Stored entries
####################

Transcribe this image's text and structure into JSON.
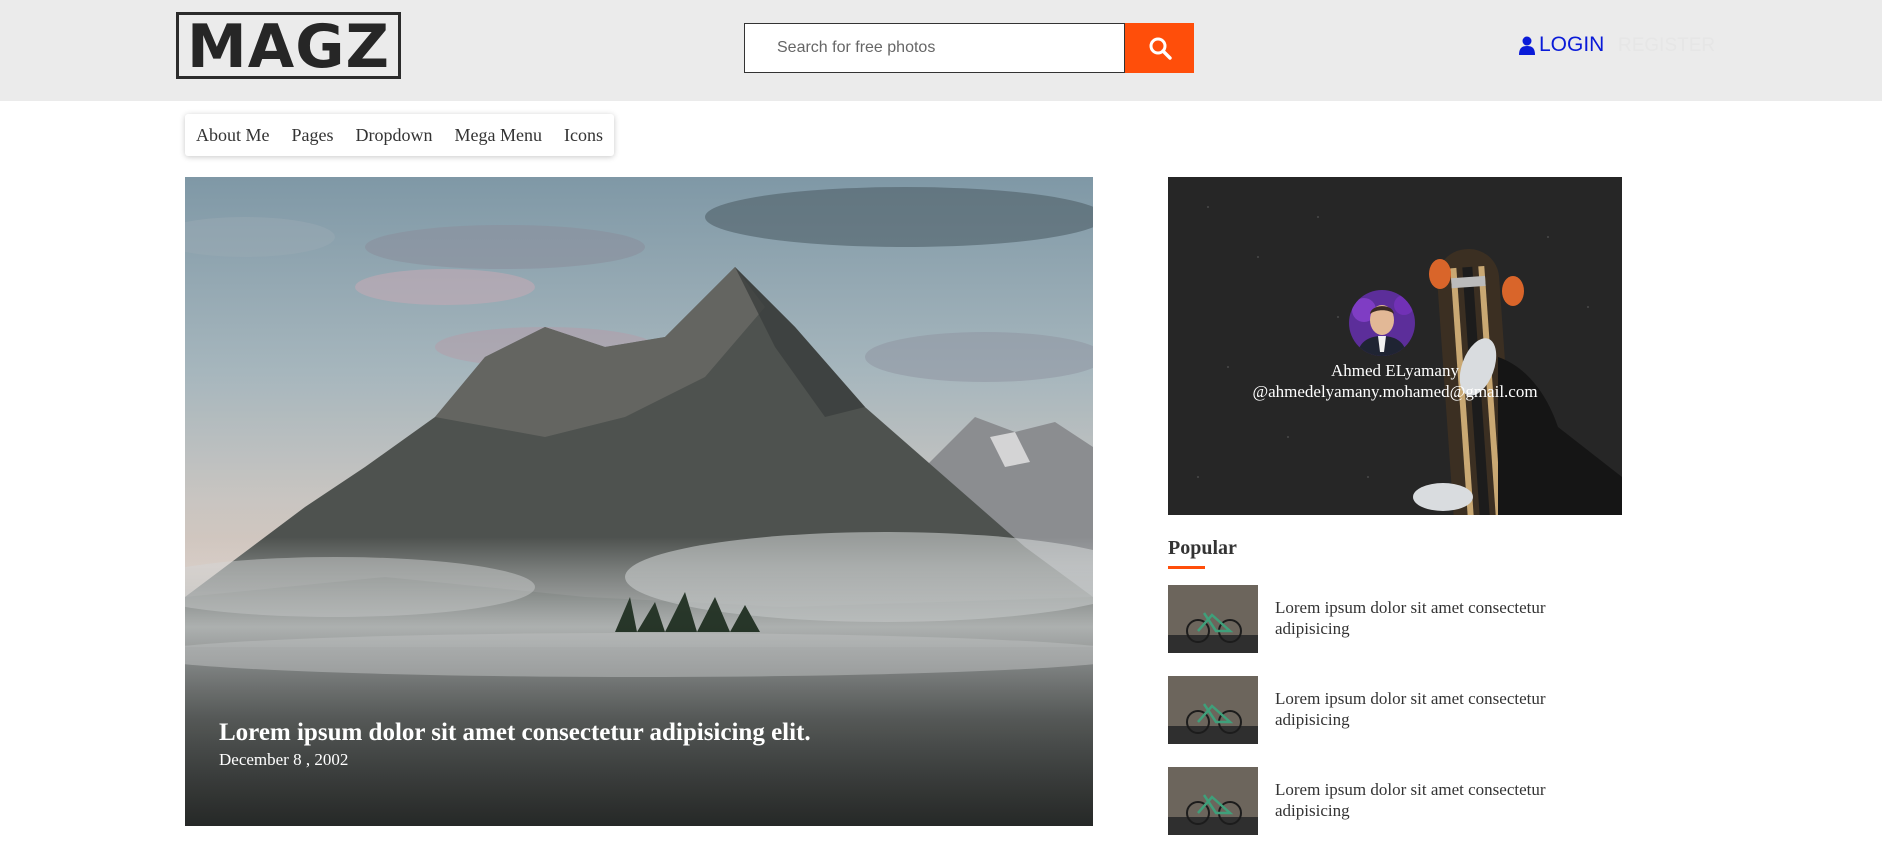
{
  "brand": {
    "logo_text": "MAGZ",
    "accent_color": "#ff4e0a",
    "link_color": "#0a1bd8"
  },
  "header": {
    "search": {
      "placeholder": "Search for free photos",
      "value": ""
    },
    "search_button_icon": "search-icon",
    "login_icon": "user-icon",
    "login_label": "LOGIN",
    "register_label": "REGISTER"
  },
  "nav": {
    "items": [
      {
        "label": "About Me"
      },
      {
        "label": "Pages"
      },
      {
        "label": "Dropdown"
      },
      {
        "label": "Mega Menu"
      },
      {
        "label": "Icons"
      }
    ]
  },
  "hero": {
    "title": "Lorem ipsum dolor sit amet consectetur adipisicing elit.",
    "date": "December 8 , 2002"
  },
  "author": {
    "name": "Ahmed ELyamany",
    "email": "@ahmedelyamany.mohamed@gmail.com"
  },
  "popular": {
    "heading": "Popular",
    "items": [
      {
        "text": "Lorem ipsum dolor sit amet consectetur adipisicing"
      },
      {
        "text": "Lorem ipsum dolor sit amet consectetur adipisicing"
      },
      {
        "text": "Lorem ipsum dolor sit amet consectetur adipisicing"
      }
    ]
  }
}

####################

## THE TASK
Give back each entry exactly as it appears, with no pictures.

## RESPONSE BELOW
Transcribe this image's text and structure into JSON.
{
  "brand": {
    "logo_text": "MAGZ",
    "accent_color": "#ff4e0a",
    "link_color": "#0a1bd8"
  },
  "header": {
    "search": {
      "placeholder": "Search for free photos",
      "value": ""
    },
    "search_button_icon": "search-icon",
    "login_icon": "user-icon",
    "login_label": "LOGIN",
    "register_label": "REGISTER"
  },
  "nav": {
    "items": [
      {
        "label": "About Me"
      },
      {
        "label": "Pages"
      },
      {
        "label": "Dropdown"
      },
      {
        "label": "Mega Menu"
      },
      {
        "label": "Icons"
      }
    ]
  },
  "hero": {
    "title": "Lorem ipsum dolor sit amet consectetur adipisicing elit.",
    "date": "December 8 , 2002"
  },
  "author": {
    "name": "Ahmed ELyamany",
    "email": "@ahmedelyamany.mohamed@gmail.com"
  },
  "popular": {
    "heading": "Popular",
    "items": [
      {
        "text": "Lorem ipsum dolor sit amet consectetur adipisicing"
      },
      {
        "text": "Lorem ipsum dolor sit amet consectetur adipisicing"
      },
      {
        "text": "Lorem ipsum dolor sit amet consectetur adipisicing"
      }
    ]
  }
}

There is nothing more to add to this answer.